TO BE DONE >>
Write out the data below in full, unchanged, minus the images.
══════
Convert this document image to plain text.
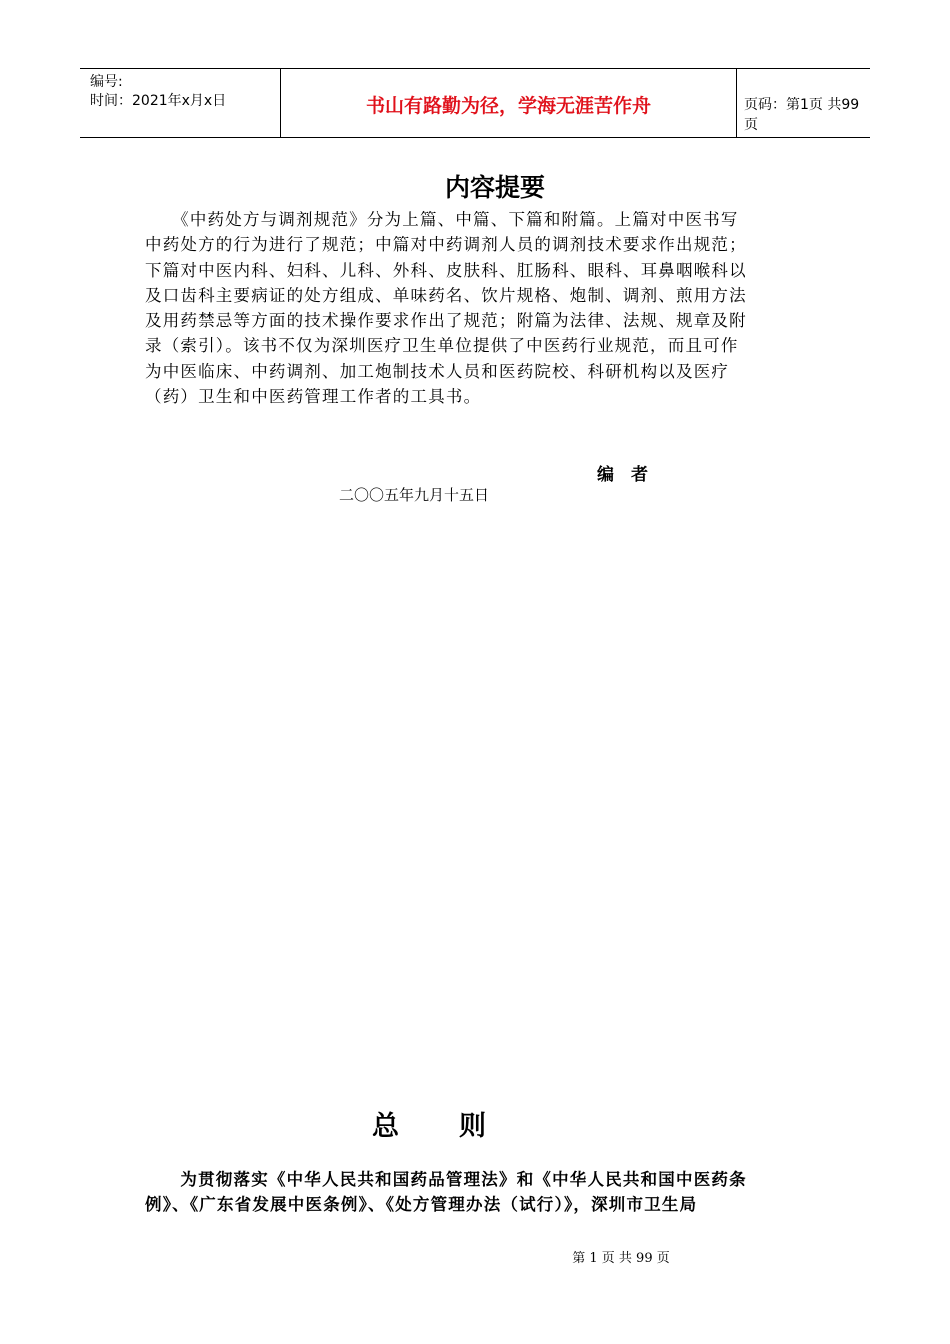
编号:
时间：2021年x月x日	书山有路勤为径，学海无涯苦作舟	页码：第1页 共99页
内容提要
　　《中药处方与调剂规范》分为上篇、中篇、下篇和附篇。上篇对中医书写
中药处方的行为进行了规范；中篇对中药调剂人员的调剂技术要求作出规范；
下篇对中医内科、妇科、儿科、外科、皮肤科、肛肠科、眼科、耳鼻咽喉科以
及口齿科主要病证的处方组成、单味药名、饮片规格、炮制、调剂、煎用方法
及用药禁忌等方面的技术操作要求作出了规范；附篇为法律、法规、规章及附
录（索引）。该书不仅为深圳医疗卫生单位提供了中医药行业规范，而且可作
为中医临床、中药调剂、加工炮制技术人员和医药院校、科研机构以及医疗
（药）卫生和中医药管理工作者的工具书。
编　者
二〇〇五年九月十五日
总　　则
　　为贯彻落实《中华人民共和国药品管理法》和《中华人民共和国中医药条
例》、《广东省发展中医条例》、《处方管理办法（试行）》，深圳市卫生局
第 1 页 共 99 页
══════
COMPLETE OUTPUT >>
Convert this document image to plain text.
编号:
时间：2021年x月x日	书山有路勤为径，学海无涯苦作舟	页码：第1页 共99页
内容提要
　　《中药处方与调剂规范》分为上篇、中篇、下篇和附篇。上篇对中医书写
中药处方的行为进行了规范；中篇对中药调剂人员的调剂技术要求作出规范；
下篇对中医内科、妇科、儿科、外科、皮肤科、肛肠科、眼科、耳鼻咽喉科以
及口齿科主要病证的处方组成、单味药名、饮片规格、炮制、调剂、煎用方法
及用药禁忌等方面的技术操作要求作出了规范；附篇为法律、法规、规章及附
录（索引）。该书不仅为深圳医疗卫生单位提供了中医药行业规范，而且可作
为中医临床、中药调剂、加工炮制技术人员和医药院校、科研机构以及医疗
（药）卫生和中医药管理工作者的工具书。
编　者
二〇〇五年九月十五日
总　　则
　　为贯彻落实《中华人民共和国药品管理法》和《中华人民共和国中医药条
例》、《广东省发展中医条例》、《处方管理办法（试行）》，深圳市卫生局
第 1 页 共 99 页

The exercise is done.